→ Raw data:

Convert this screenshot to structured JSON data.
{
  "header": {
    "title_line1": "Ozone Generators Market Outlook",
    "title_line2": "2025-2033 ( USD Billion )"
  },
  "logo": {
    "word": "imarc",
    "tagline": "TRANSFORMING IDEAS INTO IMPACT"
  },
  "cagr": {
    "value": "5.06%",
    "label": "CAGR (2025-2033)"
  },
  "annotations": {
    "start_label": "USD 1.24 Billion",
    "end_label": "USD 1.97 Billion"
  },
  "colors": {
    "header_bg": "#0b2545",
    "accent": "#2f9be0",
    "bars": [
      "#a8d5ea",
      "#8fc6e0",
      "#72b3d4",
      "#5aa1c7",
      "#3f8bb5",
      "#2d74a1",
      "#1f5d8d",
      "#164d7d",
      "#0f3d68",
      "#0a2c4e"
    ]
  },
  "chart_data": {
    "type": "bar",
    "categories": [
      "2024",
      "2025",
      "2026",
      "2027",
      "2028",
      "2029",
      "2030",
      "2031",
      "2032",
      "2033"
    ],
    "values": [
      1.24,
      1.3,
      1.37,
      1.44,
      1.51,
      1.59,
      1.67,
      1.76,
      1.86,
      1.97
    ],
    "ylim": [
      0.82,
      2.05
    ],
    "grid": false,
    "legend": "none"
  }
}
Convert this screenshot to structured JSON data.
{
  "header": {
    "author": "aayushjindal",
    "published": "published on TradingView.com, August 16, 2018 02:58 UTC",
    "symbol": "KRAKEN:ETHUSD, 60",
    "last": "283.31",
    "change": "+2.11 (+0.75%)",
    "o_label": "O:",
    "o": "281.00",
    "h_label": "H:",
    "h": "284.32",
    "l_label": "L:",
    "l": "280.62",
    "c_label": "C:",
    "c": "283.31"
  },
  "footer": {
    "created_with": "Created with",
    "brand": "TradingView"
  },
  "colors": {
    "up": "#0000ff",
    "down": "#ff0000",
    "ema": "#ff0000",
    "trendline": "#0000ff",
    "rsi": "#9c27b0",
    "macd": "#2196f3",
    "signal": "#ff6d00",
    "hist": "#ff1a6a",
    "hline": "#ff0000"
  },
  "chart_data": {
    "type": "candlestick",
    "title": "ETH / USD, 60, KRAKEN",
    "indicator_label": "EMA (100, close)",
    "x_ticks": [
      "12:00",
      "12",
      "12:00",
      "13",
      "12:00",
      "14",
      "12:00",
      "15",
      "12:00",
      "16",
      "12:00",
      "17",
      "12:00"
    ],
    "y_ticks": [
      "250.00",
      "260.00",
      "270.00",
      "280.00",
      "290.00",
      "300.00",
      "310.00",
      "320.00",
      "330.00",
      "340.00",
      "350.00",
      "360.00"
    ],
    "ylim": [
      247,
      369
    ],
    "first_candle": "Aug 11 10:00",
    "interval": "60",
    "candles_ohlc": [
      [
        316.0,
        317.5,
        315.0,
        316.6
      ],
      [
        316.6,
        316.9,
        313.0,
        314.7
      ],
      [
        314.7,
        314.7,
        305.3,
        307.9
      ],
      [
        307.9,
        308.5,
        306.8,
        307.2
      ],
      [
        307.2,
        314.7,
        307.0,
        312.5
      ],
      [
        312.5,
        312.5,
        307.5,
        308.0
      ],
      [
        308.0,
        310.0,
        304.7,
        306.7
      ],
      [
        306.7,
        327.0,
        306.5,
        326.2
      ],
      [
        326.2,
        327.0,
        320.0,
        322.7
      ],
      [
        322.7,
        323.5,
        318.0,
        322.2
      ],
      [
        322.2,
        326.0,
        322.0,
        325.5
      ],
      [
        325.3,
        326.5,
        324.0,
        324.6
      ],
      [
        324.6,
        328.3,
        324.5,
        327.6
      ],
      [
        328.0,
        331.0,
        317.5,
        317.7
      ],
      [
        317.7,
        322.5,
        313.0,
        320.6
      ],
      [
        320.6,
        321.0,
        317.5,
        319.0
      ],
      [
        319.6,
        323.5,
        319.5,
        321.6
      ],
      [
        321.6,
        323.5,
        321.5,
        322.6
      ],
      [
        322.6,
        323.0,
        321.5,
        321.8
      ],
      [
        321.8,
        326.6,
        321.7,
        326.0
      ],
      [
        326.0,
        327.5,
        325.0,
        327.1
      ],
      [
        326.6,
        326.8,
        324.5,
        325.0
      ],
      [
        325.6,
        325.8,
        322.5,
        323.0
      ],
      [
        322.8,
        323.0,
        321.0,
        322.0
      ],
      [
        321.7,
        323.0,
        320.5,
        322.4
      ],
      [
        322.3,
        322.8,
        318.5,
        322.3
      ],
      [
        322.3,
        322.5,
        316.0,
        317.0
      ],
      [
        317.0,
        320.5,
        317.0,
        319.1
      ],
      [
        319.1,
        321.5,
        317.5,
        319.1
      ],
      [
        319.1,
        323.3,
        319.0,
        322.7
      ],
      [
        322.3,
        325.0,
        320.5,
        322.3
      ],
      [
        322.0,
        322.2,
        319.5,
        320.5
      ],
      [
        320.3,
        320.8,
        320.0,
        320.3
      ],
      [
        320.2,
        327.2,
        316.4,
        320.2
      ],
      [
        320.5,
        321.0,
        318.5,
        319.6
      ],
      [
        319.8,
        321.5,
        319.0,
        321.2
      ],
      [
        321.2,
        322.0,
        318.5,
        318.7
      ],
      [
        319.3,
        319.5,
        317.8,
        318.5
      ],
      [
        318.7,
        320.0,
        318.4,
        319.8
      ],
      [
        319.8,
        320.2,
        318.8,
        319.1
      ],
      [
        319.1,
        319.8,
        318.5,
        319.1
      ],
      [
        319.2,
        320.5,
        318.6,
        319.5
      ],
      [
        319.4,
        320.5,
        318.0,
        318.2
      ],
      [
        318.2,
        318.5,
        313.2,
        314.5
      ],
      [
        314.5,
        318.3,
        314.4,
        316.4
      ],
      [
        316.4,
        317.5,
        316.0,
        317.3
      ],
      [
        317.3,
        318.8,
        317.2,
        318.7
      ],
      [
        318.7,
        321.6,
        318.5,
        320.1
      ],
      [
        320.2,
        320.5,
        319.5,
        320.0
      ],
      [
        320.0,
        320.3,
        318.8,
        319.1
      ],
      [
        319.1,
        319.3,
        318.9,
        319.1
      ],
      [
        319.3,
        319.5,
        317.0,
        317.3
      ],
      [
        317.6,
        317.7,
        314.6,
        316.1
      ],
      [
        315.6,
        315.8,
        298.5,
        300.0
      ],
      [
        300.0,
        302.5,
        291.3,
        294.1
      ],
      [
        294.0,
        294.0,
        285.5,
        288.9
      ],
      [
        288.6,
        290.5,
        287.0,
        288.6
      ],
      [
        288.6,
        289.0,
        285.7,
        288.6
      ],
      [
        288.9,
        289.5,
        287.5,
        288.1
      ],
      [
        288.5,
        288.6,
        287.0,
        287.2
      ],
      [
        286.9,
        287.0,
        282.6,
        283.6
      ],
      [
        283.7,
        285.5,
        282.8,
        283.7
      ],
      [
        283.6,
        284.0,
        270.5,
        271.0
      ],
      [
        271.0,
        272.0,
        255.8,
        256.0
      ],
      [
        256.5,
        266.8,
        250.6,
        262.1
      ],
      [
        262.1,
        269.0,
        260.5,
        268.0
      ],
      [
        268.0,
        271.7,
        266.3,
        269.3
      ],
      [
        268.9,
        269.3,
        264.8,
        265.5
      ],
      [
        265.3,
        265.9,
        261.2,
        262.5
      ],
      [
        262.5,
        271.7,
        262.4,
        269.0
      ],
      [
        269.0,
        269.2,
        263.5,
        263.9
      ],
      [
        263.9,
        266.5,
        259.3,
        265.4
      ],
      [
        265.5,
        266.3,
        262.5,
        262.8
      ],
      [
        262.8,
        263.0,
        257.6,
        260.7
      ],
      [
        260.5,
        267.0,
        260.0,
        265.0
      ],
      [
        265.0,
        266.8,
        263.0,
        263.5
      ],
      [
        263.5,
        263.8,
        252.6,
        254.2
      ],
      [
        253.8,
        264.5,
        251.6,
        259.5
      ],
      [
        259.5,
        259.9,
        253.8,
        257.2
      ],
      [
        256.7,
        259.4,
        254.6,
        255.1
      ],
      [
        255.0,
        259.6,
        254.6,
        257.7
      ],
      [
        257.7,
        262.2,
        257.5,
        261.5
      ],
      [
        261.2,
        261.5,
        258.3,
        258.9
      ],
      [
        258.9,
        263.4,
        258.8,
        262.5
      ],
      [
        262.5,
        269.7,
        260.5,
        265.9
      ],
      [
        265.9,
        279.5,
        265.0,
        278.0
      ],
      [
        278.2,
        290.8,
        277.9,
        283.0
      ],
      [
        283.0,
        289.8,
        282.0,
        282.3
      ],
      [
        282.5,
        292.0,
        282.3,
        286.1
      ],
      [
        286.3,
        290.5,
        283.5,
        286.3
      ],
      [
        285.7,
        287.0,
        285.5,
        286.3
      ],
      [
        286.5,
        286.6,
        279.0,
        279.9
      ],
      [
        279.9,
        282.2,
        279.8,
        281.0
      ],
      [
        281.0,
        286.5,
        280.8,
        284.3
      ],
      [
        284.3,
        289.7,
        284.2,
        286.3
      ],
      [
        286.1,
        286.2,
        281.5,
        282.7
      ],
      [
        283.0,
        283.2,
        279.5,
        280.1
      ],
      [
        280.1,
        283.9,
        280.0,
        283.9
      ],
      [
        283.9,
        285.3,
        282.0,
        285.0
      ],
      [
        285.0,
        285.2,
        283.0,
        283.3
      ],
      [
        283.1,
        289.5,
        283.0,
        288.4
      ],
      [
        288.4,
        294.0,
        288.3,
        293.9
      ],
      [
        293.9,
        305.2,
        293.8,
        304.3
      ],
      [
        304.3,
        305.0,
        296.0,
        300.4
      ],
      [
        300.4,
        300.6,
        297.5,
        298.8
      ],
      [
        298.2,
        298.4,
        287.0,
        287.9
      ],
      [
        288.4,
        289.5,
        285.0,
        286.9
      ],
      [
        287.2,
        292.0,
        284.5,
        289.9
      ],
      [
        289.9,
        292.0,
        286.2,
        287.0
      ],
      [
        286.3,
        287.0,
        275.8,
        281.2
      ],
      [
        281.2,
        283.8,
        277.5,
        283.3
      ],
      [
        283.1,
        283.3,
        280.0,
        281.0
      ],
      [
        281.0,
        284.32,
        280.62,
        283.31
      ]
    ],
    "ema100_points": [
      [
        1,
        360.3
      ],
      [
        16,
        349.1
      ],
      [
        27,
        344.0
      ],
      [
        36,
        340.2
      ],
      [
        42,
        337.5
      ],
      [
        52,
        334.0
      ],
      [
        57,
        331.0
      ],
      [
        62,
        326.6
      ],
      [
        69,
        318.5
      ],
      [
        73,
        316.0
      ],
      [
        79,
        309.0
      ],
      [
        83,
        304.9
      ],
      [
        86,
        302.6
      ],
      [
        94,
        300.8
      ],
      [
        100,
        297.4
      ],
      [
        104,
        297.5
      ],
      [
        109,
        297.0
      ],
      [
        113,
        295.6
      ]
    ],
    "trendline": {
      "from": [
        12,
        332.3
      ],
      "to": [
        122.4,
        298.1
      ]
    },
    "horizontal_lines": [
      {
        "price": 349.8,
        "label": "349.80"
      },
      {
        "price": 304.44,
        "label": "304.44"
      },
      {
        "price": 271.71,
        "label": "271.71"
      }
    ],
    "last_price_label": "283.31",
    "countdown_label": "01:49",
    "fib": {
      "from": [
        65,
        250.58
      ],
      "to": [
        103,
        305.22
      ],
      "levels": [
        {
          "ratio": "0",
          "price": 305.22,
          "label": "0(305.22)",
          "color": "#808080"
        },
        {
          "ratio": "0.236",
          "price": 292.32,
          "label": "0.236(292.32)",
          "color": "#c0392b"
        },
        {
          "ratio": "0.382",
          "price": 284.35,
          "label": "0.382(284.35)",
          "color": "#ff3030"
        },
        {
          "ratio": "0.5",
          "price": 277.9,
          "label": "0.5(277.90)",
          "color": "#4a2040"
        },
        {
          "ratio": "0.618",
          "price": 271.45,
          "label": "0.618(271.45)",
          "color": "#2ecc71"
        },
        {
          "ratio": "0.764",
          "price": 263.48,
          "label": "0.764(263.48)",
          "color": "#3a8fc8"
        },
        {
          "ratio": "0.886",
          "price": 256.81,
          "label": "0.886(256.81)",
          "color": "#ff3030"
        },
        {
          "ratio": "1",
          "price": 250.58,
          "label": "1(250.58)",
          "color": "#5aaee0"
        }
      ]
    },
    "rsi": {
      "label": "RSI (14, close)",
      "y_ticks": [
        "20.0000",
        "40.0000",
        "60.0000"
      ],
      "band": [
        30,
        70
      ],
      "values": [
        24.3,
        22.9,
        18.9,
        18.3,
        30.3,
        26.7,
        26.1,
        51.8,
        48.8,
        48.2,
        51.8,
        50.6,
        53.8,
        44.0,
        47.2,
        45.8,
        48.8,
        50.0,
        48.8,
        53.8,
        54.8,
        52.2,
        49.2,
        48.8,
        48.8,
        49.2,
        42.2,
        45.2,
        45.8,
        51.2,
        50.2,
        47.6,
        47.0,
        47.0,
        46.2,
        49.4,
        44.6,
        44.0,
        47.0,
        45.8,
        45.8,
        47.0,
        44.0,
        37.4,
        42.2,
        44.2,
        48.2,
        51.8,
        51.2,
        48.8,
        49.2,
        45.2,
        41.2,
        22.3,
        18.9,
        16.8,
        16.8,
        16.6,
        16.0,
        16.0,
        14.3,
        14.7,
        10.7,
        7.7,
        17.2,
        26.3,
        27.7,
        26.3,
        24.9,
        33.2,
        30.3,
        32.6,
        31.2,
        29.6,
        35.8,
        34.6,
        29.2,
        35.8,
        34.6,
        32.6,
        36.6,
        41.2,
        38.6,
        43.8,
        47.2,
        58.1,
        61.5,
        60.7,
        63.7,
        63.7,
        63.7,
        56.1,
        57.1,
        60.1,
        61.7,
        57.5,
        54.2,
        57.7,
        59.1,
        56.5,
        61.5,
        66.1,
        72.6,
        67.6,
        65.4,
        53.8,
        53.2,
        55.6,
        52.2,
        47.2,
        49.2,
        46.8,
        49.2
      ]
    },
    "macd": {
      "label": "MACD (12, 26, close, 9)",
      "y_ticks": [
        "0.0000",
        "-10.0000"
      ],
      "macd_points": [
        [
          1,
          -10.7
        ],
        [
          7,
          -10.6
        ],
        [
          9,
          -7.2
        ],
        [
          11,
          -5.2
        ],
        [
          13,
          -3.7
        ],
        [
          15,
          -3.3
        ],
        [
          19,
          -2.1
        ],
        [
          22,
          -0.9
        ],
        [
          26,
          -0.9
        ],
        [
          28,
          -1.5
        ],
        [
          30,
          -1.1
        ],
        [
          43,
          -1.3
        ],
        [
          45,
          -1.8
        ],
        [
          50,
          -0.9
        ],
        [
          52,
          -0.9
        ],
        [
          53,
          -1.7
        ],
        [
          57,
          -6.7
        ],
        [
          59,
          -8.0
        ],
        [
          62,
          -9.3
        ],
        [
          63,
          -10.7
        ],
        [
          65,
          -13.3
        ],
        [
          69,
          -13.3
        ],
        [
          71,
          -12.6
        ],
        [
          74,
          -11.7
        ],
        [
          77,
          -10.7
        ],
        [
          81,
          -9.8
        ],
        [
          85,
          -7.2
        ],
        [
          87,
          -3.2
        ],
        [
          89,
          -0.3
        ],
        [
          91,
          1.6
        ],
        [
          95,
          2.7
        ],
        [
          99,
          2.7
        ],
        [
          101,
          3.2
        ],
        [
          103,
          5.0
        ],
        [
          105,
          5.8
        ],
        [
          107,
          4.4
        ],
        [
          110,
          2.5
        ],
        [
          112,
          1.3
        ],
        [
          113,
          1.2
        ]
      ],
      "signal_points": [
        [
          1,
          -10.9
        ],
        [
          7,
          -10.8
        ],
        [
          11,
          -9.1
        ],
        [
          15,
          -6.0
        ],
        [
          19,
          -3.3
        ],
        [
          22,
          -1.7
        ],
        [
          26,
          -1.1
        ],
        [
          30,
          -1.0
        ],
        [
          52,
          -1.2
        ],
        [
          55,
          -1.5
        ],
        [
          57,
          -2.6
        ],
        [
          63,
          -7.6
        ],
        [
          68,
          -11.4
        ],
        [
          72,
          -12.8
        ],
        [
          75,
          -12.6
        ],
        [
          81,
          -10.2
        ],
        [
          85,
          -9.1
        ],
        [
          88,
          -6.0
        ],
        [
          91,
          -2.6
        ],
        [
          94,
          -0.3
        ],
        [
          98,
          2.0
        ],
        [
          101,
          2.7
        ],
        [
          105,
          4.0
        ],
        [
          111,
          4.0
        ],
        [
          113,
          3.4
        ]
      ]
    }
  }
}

→ What you will do: Collect every line above that contains the word "close".

→ Output of the exercise:
    "indicator_label": "EMA (100, close)",
      "label": "RSI (14, close)",
      "label": "MACD (12, 26, close, 9)",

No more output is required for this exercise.